START Text for analysis

Inspiration

Cyril Oberlander, Dean of the Cal Poly Humboldt Library, wanted to connect the act of learning about wildlife to the environment it's in. Through an interactive soundscape, users can immerse themselves in nature and ground their learning experience in the world just outside their door.

What it does

SoundScape allows users to listen to recordings of wildlife from across the California coast using observation data sourced from iNaturalist. The application presents real wildlife observations and audio recordings.

How we built it

We used the Flask web application framework to handle routing and user and API requests. Our front-end design was implemented using HTML, CSS and the Jinja2 templating system that Flask integrates with. Our page content is dynamically populated using fetched data from the iNaturalist API.

Challenges we ran into

For all of us, this project was an introduction to the challenges of handling big data. iNaturalist hosts over 23 million observations of Californian wildlife, and our web application needed to be able to traverse and display all of that information. Designing a system capable of handling that data required continual back-end iterations and problem-solving sessions.

END Text for analysis

Activities:
a) List every section heading in the SoundScape write-up.
b) Retype everything in the SoundScape write-up from "SoundScape allows users" down to "the iNaturalist API.".
The rows have nothing to do with any of this work.

START Given entries

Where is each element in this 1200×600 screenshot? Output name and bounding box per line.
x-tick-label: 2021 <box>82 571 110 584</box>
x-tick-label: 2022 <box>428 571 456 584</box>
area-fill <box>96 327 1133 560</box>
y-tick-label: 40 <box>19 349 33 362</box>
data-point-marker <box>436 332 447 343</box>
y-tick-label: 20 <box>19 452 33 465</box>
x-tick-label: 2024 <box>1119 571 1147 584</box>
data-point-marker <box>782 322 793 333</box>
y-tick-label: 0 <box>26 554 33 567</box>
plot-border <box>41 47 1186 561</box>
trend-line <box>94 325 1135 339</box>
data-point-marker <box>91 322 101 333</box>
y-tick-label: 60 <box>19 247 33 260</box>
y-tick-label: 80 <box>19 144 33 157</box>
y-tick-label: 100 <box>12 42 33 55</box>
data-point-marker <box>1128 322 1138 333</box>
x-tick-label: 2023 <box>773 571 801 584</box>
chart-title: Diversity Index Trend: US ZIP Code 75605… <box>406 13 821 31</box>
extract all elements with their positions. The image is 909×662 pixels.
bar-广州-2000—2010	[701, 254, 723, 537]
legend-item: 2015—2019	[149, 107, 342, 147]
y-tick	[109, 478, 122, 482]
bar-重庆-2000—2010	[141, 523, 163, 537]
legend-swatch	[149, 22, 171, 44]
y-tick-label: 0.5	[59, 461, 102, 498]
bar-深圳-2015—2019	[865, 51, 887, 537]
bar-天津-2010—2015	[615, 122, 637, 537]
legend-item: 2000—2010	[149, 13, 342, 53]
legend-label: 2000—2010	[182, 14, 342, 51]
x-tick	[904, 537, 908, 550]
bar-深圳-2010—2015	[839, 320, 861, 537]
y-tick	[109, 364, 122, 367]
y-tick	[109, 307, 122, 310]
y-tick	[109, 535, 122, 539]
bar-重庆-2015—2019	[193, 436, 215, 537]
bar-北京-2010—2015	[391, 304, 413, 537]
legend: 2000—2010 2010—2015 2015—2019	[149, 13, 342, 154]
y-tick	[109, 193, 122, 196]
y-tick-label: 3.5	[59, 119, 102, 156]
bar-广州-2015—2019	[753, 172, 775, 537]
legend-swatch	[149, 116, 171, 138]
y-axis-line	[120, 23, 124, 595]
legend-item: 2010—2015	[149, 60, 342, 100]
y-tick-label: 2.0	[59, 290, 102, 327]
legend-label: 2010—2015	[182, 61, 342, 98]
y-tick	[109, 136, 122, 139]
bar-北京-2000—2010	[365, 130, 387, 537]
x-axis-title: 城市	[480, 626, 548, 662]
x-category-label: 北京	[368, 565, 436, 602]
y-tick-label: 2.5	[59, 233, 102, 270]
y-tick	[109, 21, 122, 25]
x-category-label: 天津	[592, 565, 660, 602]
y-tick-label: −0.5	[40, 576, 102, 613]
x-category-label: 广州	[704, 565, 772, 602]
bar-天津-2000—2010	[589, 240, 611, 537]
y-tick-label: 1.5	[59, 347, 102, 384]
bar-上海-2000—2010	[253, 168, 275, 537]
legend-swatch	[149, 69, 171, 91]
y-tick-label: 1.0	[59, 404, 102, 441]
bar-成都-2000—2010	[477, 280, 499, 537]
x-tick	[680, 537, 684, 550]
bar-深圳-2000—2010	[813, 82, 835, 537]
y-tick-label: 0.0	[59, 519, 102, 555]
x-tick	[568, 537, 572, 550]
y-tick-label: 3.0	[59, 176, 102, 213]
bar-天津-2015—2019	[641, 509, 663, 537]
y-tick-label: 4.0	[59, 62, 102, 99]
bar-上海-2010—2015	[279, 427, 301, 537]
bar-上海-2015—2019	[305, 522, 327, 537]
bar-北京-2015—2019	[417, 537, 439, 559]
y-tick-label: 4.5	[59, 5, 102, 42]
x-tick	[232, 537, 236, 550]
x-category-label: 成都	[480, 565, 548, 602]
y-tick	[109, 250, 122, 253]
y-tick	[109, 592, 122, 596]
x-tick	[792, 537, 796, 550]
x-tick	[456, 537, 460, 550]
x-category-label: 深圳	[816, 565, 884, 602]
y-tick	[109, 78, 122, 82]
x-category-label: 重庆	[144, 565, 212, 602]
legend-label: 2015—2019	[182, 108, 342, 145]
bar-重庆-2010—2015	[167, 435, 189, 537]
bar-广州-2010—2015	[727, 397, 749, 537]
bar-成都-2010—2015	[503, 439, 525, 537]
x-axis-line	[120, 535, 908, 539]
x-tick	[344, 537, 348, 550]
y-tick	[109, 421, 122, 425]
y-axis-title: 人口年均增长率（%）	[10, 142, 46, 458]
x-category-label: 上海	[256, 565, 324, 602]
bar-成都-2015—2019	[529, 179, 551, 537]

END Given entries

Answers to the tasks:
a)
Inspiration
What it does
How we built it
Challenges we ran into

b)
SoundScape allows users to listen to recordings of wildlife from across the California coast using observation data sourced from iNaturalist. The application presents real wildlife observations and audio recordings.

How we built it

We used the Flask web application framework to handle routing and user and API requests. Our front-end design was implemented using HTML, CSS and the Jinja2 templating system that Flask integrates with. Our page content is dynamically populated using fetched data from the iNaturalist API.